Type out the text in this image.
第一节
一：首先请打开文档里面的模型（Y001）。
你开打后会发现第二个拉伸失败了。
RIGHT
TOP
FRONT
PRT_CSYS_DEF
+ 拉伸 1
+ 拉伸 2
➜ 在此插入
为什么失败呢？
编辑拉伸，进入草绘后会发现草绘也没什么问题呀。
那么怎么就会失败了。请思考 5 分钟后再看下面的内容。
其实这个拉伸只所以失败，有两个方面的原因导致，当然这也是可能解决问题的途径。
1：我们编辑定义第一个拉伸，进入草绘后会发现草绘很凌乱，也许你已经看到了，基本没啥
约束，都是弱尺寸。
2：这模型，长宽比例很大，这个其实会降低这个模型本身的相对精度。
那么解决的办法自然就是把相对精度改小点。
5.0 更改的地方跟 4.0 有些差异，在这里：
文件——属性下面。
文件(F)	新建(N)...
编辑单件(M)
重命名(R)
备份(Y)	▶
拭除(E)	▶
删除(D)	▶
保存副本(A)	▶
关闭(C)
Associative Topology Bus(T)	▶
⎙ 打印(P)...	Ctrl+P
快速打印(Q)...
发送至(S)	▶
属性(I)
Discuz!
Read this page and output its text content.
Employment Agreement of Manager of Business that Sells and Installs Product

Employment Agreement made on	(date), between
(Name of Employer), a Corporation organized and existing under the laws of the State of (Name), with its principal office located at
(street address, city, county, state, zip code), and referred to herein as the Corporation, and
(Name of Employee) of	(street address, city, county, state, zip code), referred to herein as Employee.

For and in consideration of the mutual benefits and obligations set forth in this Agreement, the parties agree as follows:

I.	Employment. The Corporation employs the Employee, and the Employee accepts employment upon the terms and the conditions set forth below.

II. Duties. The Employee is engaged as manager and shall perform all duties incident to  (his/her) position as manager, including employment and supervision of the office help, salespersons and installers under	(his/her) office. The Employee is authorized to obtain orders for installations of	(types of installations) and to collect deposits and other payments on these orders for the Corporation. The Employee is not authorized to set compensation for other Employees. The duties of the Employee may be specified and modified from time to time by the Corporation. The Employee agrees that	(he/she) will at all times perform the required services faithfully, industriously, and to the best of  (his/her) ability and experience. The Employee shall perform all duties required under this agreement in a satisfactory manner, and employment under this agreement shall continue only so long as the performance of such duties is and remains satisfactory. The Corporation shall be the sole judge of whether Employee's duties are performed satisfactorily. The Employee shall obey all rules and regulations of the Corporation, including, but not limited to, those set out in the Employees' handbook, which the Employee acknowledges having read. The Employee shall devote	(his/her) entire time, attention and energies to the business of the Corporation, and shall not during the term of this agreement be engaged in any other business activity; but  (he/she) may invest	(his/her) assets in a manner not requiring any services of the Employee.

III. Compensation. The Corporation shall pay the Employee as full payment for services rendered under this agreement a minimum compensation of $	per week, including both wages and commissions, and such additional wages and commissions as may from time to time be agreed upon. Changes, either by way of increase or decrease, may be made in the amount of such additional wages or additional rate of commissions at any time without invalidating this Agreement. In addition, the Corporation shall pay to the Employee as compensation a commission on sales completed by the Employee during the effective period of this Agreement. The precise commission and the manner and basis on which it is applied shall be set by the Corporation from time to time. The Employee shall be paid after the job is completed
──────────
- [Written task]: Recite the full listing above exactly.

- [Task result]:
Type out the text in this image.
第一节
一：首先请打开文档里面的模型（Y001）。
你开打后会发现第二个拉伸失败了。
RIGHT
TOP
FRONT
PRT_CSYS_DEF
+ 拉伸 1
+ 拉伸 2
➜ 在此插入
为什么失败呢？
编辑拉伸，进入草绘后会发现草绘也没什么问题呀。
那么怎么就会失败了。请思考 5 分钟后再看下面的内容。
其实这个拉伸只所以失败，有两个方面的原因导致，当然这也是可能解决问题的途径。
1：我们编辑定义第一个拉伸，进入草绘后会发现草绘很凌乱，也许你已经看到了，基本没啥
约束，都是弱尺寸。
2：这模型，长宽比例很大，这个其实会降低这个模型本身的相对精度。
那么解决的办法自然就是把相对精度改小点。
5.0 更改的地方跟 4.0 有些差异，在这里：
文件——属性下面。
文件(F)	新建(N)...
编辑单件(M)
重命名(R)
备份(Y)	▶
拭除(E)	▶
删除(D)	▶
保存副本(A)	▶
关闭(C)
Associative Topology Bus(T)	▶
⎙ 打印(P)...	Ctrl+P
快速打印(Q)...
发送至(S)	▶
属性(I)
Discuz!
Read this page and output its text content.
Employment Agreement of Manager of Business that Sells and Installs Product

Employment Agreement made on	(date), between
(Name of Employer), a Corporation organized and existing under the laws of the State of (Name), with its principal office located at
(street address, city, county, state, zip code), and referred to herein as the Corporation, and
(Name of Employee) of	(street address, city, county, state, zip code), referred to herein as Employee.

For and in consideration of the mutual benefits and obligations set forth in this Agreement, the parties agree as follows:

I.	Employment. The Corporation employs the Employee, and the Employee accepts employment upon the terms and the conditions set forth below.

II. Duties. The Employee is engaged as manager and shall perform all duties incident to  (his/her) position as manager, including employment and supervision of the office help, salespersons and installers under	(his/her) office. The Employee is authorized to obtain orders for installations of	(types of installations) and to collect deposits and other payments on these orders for the Corporation. The Employee is not authorized to set compensation for other Employees. The duties of the Employee may be specified and modified from time to time by the Corporation. The Employee agrees that	(he/she) will at all times perform the required services faithfully, industriously, and to the best of  (his/her) ability and experience. The Employee shall perform all duties required under this agreement in a satisfactory manner, and employment under this agreement shall continue only so long as the performance of such duties is and remains satisfactory. The Corporation shall be the sole judge of whether Employee's duties are performed satisfactorily. The Employee shall obey all rules and regulations of the Corporation, including, but not limited to, those set out in the Employees' handbook, which the Employee acknowledges having read. The Employee shall devote	(his/her) entire time, attention and energies to the business of the Corporation, and shall not during the term of this agreement be engaged in any other business activity; but  (he/she) may invest	(his/her) assets in a manner not requiring any services of the Employee.

III. Compensation. The Corporation shall pay the Employee as full payment for services rendered under this agreement a minimum compensation of $	per week, including both wages and commissions, and such additional wages and commissions as may from time to time be agreed upon. Changes, either by way of increase or decrease, may be made in the amount of such additional wages or additional rate of commissions at any time without invalidating this Agreement. In addition, the Corporation shall pay to the Employee as compensation a commission on sales completed by the Employee during the effective period of this Agreement. The precise commission and the manner and basis on which it is applied shall be set by the Corporation from time to time. The Employee shall be paid after the job is completed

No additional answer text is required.